» **YOUR TASK**
Answer these questions from the market news text below:
(a) Initial jobless claims were reported for the week ended on what date?
(b) Whom do multiple media sources say Trump intends to nominate as Fed Chair?
(c) At what level did the Dow close on Wednesday?

Major U.S. index futures are pointing to a modestly higher opening on Thursday following the mixed performance seen in the previous session.

The upward momentum on Wall Street comes following the release of a report from the Labor Department showing an unexpected drop in initial jobless claims in the week ended October 28th.

A separate report from the Labor Department showed a bigger than expected increase in labor productivity in the third quarter, with output jumping by much more than hours worked.

Traders are also digesting the Bank of England’s decision to raise interest rates for the first time in over a decade.

Later in the day, trading may be impacted by President Donald Trump’s expected announcement of his nominee as the next Federal Reserve Chair.

Multiple media sources have reported that Trump intends to nominate Fed Governor Jerome Powell to replace current Fed Chair Janet Yellen.

House Republicans are also expected to unveil the draft of their tax reform legislation after postponing the release by a day due to disagreements about how to offset the cost of the nearly $6 trillion in tax cuts included in the bill.

Stocks turned mixed over the course of the trading session on Wednesday after initially moving to the upside. The major averages reached record intraday highs early in the session before giving back ground.

The major averages ended the day on opposite sides of the unchanged line. While the Nasdaq edged down 11.14 points or 0.2 percent to 6,716.53, the Dow rose 57.77 points or 0.3 percent to 23,435.01 and the S&P 500 inched up 4.10 points or 0.2 percent to 2,579.36.

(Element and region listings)
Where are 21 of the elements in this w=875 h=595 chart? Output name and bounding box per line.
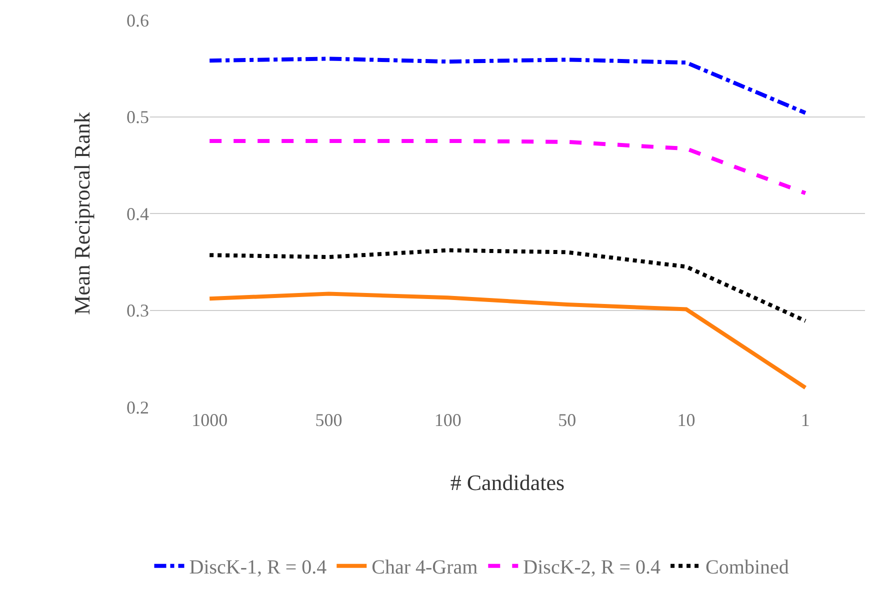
y-tick-label: 0.3	[126, 300, 149, 321]
x-tick-label: 1	[800, 410, 810, 430]
x-tick-label: 1000	[192, 410, 228, 430]
y-tick-label: 0.4	[126, 204, 149, 224]
y-tick-label: 0.2	[126, 397, 149, 418]
legend-label: Combined	[706, 556, 789, 579]
y-tick-label: 0.5	[126, 107, 149, 128]
y-tick-label: 0.6	[126, 10, 149, 30]
legend-label: DiscK-2, R = 0.4	[523, 556, 661, 579]
x-tick-label: 500	[315, 410, 342, 430]
x-tick-label: 10	[677, 410, 696, 430]
line-series	[208, 248, 808, 323]
y-axis-title: Mean Reciprocal Rank	[69, 112, 94, 315]
line-series	[208, 56, 808, 115]
line-series	[208, 292, 808, 390]
x-tick-label: 50	[558, 410, 576, 430]
x-tick-label: 100	[434, 410, 462, 430]
line-series	[208, 138, 808, 196]
legend-label: Char 4-Gram	[372, 556, 478, 579]
x-axis-title: # Candidates	[450, 470, 565, 495]
legend-label: DiscK-1, R = 0.4	[189, 556, 327, 579]
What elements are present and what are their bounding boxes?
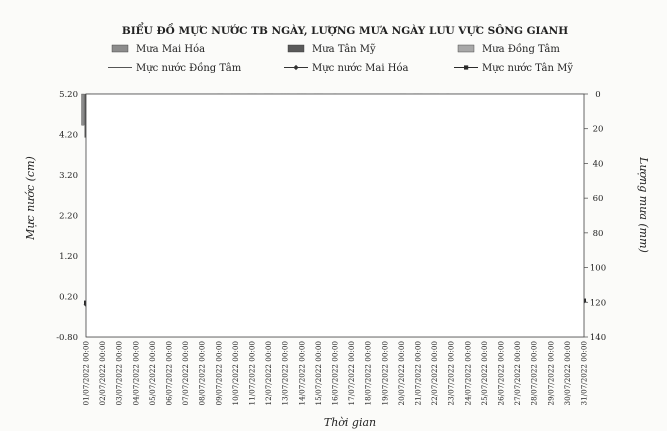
x-tick-label: 08/07/2022 00:00: [198, 341, 207, 406]
axes: [85, 93, 588, 338]
legend-item: Mưa Tân Mỹ: [287, 44, 376, 55]
x-tick-label: 29/07/2022 00:00: [546, 341, 555, 406]
x-tick-label: 17/07/2022 00:00: [347, 341, 356, 406]
y-right-tick-label: 140: [590, 333, 606, 343]
x-tick-label: 22/07/2022 00:00: [430, 341, 439, 406]
x-tick-label: 27/07/2022 00:00: [513, 341, 522, 406]
x-tick-label: 24/07/2022 00:00: [463, 341, 472, 406]
y-left-tick-label: 4.20: [59, 131, 78, 141]
chart-title: BIỂU ĐỒ MỰC NƯỚC TB NGÀY, LƯỢNG MƯA NGÀY…: [122, 21, 568, 37]
y-left-tick-label: 2.20: [59, 212, 78, 222]
x-tick-label: 05/07/2022 00:00: [148, 341, 157, 406]
x-axis-label: Thời gian: [324, 416, 376, 429]
x-tick-label: 15/07/2022 00:00: [314, 341, 323, 406]
x-tick-label: 20/07/2022 00:00: [397, 341, 406, 406]
legend-label: Mưa Mai Hóa: [136, 44, 205, 55]
tick-labels: 5.20 4.20 3.20 2.20 1.20 0.20 -0.80 0 20 40 60 80 10…: [56, 90, 606, 405]
x-tick-label: 18/07/2022 00:00: [364, 341, 373, 406]
y-right-tick-label: 0: [595, 90, 600, 100]
legend-item: Mưa Đồng Tâm: [457, 44, 560, 55]
x-tick-label: 11/07/2022 00:00: [248, 341, 257, 406]
y-left-tick-label: 3.20: [59, 171, 78, 181]
y-right-tick-label: 20: [593, 125, 604, 135]
legend-label: Mưa Tân Mỹ: [312, 44, 376, 55]
x-tick-label: 07/07/2022 00:00: [181, 341, 190, 406]
legend-item: Mực nước Mai Hóa: [284, 63, 408, 74]
legend-marker: [293, 64, 299, 71]
legend-swatch: [457, 44, 475, 53]
legend-item: Mực nước Đồng Tâm: [108, 63, 242, 74]
legend-label: Mực nước Đồng Tâm: [136, 63, 242, 74]
y-left-tick-label: 5.20: [59, 90, 78, 100]
y-axis-left-label: Mực nước (cm): [24, 156, 37, 241]
legend-item: Mực nước Tân Mỹ: [454, 63, 573, 74]
x-tick-label: 01/07/2022 00:00: [82, 341, 91, 406]
legend-swatch: [111, 44, 129, 53]
y-left-tick-label: -0.80: [56, 333, 78, 343]
y-right-tick-label: 40: [593, 159, 604, 169]
legend-label: Mực nước Tân Mỹ: [482, 63, 573, 74]
legend-swatch: [287, 44, 305, 53]
x-tick-label: 10/07/2022 00:00: [231, 341, 240, 406]
y-right-tick-label: 80: [593, 229, 604, 239]
x-tick-label: 25/07/2022 00:00: [480, 341, 489, 406]
x-tick-label: 06/07/2022 00:00: [165, 341, 174, 406]
x-tick-label: 14/07/2022 00:00: [297, 341, 306, 406]
x-tick-label: 21/07/2022 00:00: [414, 341, 423, 406]
x-tick-label: 30/07/2022 00:00: [563, 341, 572, 406]
x-tick-label: 12/07/2022 00:00: [264, 341, 273, 406]
y-left-tick-label: 0.20: [59, 293, 78, 303]
x-tick-label: 02/07/2022 00:00: [98, 341, 107, 406]
legend-marker: [464, 65, 469, 70]
rain-bar: [81, 93, 85, 126]
y-left-tick-label: 1.20: [59, 252, 78, 262]
legend-item: Mưa Mai Hóa: [111, 44, 205, 55]
y-right-tick-label: 120: [590, 298, 606, 308]
y-axis-right-label: Lượng mưa (mm): [637, 156, 650, 253]
y-right-tick-label: 100: [590, 264, 606, 274]
plot-area: [85, 93, 585, 338]
x-tick-label: 31/07/2022 00:00: [580, 341, 589, 406]
x-tick-label: 28/07/2022 00:00: [530, 341, 539, 406]
y-right-tick-label: 60: [593, 194, 604, 204]
x-tick-label: 23/07/2022 00:00: [447, 341, 456, 406]
x-tick-label: 09/07/2022 00:00: [214, 341, 223, 406]
legend: Mưa Mai Hóa Mưa Tân Mỹ Mưa Đồng Tâm Mực nướ…: [108, 44, 573, 74]
legend-label: Mưa Đồng Tâm: [482, 44, 560, 55]
x-tick-label: 03/07/2022 00:00: [115, 341, 124, 406]
x-tick-label: 19/07/2022 00:00: [380, 341, 389, 406]
x-tick-label: 16/07/2022 00:00: [331, 341, 340, 406]
x-tick-label: 13/07/2022 00:00: [281, 341, 290, 406]
x-tick-label: 26/07/2022 00:00: [497, 341, 506, 406]
legend-label: Mực nước Mai Hóa: [312, 63, 408, 74]
x-tick-label: 04/07/2022 00:00: [131, 341, 140, 406]
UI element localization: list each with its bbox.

» **COMPLETED TASK**
(a) October 28th
(b) Fed Governor Jerome Powell
(c) 23,435.01